_Brief_
Every line below that includes "color" counts toward the total. Report that total alone.

# START OF Supplied records

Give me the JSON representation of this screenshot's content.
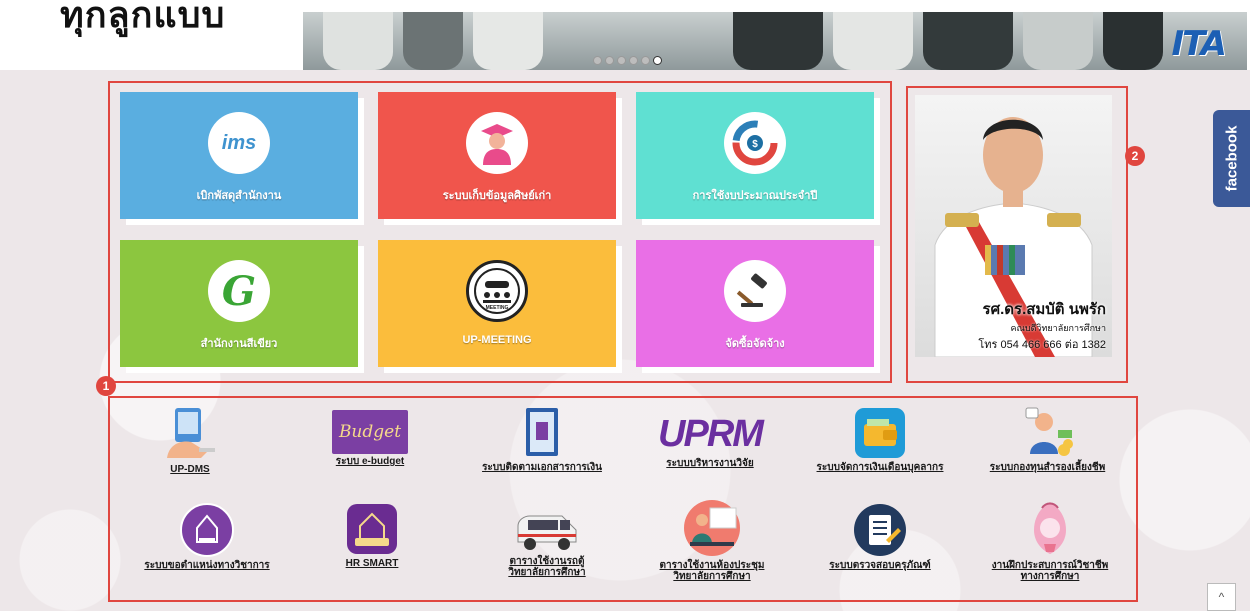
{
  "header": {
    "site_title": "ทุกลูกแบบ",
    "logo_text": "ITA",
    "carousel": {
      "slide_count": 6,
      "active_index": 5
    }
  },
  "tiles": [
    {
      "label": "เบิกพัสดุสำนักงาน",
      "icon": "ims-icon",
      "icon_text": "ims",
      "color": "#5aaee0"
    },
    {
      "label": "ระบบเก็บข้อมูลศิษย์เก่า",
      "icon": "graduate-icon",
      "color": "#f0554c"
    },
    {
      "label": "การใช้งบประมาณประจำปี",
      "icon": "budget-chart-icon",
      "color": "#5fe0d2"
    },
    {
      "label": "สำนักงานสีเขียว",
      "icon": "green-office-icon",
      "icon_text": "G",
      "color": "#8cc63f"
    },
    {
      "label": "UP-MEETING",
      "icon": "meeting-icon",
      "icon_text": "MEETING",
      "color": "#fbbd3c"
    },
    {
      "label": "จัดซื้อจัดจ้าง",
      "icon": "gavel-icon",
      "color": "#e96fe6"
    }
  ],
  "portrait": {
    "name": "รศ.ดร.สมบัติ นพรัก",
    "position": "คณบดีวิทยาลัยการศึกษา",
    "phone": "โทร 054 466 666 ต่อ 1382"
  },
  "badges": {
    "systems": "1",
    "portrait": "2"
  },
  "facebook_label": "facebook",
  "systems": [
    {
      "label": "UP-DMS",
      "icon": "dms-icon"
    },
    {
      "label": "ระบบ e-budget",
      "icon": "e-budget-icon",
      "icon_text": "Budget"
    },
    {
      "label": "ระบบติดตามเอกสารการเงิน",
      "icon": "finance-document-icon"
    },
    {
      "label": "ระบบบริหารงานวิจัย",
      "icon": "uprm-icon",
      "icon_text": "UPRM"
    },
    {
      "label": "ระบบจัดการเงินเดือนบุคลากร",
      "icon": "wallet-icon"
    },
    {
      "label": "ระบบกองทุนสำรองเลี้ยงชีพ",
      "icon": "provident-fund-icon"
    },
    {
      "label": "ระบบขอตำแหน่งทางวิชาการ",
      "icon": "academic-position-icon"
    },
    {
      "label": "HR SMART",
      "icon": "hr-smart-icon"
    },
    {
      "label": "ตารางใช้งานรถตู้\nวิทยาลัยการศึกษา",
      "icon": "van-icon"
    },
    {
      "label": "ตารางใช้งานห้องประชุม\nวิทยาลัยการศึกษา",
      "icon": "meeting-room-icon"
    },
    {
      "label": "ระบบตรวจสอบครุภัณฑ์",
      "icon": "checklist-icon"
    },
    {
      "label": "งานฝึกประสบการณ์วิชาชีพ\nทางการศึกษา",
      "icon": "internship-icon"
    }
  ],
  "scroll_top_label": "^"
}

# END OF Supplied records

_Written response_
6